• Exercise brief:
Gather each line in the entries that includes the string "page".
## Begin
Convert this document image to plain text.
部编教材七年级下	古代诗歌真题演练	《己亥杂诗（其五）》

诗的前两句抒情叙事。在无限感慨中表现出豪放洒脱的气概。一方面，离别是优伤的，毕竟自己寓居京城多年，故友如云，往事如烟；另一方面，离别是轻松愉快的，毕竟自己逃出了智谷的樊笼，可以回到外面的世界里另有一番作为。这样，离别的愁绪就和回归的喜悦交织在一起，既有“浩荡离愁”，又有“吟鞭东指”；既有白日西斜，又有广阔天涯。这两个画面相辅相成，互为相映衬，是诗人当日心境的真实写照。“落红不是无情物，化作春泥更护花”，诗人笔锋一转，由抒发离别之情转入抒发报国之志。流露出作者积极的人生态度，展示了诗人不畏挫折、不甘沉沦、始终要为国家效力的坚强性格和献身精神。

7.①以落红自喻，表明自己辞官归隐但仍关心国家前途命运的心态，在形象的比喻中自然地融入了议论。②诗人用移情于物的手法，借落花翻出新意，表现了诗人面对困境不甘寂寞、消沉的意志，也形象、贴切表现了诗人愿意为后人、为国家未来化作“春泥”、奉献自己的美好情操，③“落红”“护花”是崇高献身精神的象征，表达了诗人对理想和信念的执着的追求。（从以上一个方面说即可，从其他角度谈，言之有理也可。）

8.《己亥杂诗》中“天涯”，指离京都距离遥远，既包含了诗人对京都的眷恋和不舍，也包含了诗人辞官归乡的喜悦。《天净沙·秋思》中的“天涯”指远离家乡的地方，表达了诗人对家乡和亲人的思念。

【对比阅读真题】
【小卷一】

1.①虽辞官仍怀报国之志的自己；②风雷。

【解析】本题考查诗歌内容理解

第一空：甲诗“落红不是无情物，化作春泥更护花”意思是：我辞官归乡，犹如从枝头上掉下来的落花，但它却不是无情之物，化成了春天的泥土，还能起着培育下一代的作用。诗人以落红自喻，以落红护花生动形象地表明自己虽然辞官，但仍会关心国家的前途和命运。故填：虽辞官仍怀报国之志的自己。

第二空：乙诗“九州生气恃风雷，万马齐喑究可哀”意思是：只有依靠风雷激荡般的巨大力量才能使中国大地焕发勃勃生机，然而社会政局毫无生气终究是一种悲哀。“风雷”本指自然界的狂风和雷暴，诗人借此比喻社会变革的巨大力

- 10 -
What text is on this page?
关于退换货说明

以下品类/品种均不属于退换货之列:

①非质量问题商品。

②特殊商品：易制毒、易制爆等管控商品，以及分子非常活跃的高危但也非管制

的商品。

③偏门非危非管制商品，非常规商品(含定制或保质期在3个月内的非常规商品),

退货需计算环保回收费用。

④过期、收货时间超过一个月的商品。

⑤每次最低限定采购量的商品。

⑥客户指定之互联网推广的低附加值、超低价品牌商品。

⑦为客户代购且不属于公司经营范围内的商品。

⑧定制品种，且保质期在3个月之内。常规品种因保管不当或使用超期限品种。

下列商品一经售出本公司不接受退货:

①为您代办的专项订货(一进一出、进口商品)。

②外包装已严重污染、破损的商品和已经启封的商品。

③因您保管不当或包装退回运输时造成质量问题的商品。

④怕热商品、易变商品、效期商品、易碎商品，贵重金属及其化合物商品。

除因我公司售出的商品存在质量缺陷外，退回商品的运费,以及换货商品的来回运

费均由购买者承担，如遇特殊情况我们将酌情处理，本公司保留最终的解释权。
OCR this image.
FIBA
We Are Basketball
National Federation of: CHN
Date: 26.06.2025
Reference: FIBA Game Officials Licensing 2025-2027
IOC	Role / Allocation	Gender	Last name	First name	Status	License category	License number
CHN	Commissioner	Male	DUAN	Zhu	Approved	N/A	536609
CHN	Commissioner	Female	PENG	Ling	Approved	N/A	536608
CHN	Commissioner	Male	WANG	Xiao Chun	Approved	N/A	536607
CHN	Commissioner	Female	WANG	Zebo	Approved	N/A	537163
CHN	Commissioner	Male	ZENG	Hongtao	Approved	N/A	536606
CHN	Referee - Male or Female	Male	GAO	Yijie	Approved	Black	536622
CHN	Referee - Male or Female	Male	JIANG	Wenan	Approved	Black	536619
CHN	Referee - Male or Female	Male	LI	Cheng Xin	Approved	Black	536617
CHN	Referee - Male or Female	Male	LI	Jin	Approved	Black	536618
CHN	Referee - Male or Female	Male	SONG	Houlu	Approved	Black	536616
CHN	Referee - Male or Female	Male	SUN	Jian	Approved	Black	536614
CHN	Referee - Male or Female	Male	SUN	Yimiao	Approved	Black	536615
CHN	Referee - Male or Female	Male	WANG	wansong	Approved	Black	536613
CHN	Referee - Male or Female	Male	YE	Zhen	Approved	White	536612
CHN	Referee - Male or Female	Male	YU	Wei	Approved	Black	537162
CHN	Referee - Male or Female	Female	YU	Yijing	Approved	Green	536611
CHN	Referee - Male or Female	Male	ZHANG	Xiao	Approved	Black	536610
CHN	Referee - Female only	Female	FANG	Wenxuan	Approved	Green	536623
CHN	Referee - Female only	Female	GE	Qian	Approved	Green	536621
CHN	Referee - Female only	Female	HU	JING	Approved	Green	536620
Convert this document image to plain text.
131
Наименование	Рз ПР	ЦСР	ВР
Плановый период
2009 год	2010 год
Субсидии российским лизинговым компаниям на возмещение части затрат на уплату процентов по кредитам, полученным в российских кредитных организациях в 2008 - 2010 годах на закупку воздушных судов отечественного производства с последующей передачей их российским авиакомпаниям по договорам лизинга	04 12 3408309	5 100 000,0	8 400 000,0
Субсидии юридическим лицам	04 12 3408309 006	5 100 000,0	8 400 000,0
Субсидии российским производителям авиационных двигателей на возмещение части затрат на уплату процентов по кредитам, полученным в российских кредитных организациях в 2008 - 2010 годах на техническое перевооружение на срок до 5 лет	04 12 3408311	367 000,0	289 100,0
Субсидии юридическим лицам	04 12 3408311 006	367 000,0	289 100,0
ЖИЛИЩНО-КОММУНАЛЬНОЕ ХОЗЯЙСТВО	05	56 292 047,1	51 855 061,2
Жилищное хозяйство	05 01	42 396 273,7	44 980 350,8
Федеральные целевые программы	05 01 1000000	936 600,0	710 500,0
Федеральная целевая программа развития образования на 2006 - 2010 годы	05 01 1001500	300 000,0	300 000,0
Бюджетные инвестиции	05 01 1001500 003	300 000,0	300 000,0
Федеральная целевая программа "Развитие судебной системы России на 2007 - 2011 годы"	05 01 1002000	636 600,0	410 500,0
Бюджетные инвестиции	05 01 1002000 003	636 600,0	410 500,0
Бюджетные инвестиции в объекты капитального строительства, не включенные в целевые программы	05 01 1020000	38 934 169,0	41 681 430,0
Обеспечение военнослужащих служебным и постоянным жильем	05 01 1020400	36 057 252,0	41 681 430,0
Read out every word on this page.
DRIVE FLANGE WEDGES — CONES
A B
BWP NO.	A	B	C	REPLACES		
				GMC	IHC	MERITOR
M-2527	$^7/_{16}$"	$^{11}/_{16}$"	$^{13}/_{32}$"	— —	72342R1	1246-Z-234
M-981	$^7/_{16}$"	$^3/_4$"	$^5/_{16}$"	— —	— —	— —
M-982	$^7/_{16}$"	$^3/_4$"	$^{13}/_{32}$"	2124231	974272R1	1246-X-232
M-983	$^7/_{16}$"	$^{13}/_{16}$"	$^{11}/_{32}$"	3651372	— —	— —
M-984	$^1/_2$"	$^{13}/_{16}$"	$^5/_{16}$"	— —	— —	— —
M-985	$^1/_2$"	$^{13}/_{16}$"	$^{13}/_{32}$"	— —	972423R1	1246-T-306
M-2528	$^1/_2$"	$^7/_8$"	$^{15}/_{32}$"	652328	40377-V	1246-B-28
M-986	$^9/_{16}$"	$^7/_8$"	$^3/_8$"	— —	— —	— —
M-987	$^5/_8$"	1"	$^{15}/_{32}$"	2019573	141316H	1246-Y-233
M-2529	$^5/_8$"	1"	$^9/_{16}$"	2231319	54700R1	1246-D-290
## End
• Written response:
What text is on this page?
Read out every word on this page.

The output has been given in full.